- WRITTEN PROBLEM -
Select the lines below containing the word "high".

- DATA TO USE -
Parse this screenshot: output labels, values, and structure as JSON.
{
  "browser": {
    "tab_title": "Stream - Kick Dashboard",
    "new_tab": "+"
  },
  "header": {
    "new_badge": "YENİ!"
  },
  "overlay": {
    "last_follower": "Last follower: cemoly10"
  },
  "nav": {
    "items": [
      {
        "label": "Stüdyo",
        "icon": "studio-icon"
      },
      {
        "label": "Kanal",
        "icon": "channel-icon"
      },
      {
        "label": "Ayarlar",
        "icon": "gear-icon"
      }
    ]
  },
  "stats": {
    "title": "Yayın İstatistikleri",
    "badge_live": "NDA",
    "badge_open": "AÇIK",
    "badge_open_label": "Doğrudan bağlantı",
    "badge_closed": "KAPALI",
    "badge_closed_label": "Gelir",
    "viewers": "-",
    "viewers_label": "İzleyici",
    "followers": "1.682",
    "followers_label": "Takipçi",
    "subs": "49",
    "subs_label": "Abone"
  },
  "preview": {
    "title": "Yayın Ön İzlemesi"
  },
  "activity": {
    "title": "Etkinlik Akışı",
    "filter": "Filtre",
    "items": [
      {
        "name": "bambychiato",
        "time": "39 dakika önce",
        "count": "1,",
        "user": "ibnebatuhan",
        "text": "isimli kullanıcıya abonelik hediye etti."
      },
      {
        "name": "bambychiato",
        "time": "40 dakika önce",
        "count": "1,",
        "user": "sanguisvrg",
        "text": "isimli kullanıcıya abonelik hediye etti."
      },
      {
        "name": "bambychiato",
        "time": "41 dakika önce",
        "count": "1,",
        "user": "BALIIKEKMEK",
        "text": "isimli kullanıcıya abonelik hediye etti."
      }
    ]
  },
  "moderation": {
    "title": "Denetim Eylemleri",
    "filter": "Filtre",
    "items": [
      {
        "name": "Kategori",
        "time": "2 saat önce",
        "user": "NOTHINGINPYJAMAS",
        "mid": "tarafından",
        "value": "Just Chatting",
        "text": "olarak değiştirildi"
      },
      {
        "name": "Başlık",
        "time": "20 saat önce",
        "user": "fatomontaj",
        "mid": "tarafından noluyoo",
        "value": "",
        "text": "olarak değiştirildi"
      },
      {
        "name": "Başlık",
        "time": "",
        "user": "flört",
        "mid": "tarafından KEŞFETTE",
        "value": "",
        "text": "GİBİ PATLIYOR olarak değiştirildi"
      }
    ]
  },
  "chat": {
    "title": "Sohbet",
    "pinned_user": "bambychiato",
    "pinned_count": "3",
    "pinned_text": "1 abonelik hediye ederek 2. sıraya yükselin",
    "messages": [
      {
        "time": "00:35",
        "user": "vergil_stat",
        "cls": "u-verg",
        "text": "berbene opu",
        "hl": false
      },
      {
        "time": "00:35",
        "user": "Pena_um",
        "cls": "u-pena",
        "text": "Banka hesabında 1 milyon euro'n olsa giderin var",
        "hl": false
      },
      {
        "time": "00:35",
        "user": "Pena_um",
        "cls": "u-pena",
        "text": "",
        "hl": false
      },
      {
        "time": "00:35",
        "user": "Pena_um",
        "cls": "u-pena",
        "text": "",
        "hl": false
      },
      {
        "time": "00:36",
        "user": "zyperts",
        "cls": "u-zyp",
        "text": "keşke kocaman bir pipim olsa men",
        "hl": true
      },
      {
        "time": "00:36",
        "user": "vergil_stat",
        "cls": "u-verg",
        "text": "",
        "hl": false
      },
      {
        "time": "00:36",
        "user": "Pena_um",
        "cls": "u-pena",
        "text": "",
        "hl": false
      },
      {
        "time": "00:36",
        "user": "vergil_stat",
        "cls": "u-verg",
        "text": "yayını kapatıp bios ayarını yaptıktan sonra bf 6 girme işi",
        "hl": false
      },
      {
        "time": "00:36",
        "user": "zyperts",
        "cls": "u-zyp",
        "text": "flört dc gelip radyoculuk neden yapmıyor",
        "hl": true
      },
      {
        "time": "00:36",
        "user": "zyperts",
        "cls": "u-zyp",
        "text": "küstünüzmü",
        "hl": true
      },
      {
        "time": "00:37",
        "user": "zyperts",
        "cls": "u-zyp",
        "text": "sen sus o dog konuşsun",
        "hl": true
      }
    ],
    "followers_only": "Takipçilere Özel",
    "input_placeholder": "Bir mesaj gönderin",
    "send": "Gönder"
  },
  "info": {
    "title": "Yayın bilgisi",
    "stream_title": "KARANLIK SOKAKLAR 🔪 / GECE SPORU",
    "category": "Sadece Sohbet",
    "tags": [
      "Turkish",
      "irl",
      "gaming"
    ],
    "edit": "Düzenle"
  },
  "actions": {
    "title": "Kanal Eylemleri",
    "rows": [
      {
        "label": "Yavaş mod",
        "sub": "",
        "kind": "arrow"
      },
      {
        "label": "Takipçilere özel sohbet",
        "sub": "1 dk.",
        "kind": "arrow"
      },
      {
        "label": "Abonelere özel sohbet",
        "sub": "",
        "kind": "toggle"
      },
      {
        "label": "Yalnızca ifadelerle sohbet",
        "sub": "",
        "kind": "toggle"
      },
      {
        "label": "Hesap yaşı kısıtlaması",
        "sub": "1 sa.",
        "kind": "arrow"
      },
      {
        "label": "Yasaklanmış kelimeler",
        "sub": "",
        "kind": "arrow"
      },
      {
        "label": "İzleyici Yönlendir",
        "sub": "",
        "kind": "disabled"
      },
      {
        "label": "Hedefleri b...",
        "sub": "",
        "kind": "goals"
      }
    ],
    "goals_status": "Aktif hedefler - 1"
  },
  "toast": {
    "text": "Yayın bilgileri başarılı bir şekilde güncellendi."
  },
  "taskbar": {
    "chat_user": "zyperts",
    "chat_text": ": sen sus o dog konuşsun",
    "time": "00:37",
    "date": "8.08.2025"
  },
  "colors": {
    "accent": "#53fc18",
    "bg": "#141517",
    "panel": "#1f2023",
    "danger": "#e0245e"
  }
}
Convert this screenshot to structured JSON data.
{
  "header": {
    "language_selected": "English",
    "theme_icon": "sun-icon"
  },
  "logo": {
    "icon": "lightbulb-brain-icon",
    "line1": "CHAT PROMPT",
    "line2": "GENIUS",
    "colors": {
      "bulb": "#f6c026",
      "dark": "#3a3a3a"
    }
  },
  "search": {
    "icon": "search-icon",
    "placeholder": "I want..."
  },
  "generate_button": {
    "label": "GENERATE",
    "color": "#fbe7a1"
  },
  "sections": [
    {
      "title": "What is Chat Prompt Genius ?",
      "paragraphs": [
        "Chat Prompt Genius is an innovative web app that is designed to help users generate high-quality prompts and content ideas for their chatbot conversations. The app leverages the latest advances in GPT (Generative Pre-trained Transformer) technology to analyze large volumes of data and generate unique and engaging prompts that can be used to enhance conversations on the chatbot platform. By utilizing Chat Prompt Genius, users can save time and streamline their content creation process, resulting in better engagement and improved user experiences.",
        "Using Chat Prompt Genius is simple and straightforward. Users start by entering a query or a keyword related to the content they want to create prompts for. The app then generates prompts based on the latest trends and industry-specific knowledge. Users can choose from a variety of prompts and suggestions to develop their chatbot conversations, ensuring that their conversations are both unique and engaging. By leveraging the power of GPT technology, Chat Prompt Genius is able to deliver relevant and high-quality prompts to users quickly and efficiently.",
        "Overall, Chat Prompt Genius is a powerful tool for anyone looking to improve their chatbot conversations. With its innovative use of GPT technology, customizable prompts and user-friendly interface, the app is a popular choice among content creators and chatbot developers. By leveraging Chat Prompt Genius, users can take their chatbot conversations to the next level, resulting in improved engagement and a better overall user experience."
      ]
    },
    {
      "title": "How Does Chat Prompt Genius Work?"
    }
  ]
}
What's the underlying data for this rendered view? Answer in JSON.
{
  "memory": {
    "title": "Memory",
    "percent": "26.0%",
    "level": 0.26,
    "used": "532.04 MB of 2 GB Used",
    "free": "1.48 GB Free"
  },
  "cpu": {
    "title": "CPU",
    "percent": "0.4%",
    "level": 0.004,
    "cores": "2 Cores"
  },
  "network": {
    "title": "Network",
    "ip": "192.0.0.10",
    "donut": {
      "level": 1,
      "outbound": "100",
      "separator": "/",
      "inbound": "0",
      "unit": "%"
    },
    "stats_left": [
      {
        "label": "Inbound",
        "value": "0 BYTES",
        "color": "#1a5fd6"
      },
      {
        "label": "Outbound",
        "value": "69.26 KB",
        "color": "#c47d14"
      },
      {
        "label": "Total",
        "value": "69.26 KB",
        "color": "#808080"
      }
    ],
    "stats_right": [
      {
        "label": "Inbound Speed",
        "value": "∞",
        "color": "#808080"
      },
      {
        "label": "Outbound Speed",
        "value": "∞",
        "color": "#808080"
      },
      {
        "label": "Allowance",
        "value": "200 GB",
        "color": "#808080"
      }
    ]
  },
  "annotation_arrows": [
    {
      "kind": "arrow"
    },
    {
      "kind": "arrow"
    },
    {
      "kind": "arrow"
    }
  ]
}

- RESPONSE TO THE TASK -
        "Chat Prompt Genius is an innovative web app that is designed to help users generate high-quality prompts and content ideas for their chatbot conversations. The app leverages the latest advances in GPT (Generative Pre-trained Transformer) technology to analyze large volumes of data and generate unique and engaging prompts that can be used to enhance conversations on the chatbot platform. By utilizing Chat Prompt Genius, users can save time and streamline their content creation process, resulting in better engagement and improved user experiences.",
        "Using Chat Prompt Genius is simple and straightforward. Users start by entering a query or a keyword related to the content they want to create prompts for. The app then generates prompts based on the latest trends and industry-specific knowledge. Users can choose from a variety of prompts and suggestions to develop their chatbot conversations, ensuring that their conversations are both unique and engaging. By leveraging the power of GPT technology, Chat Prompt Genius is able to deliver relevant and high-quality prompts to users quickly and efficiently.",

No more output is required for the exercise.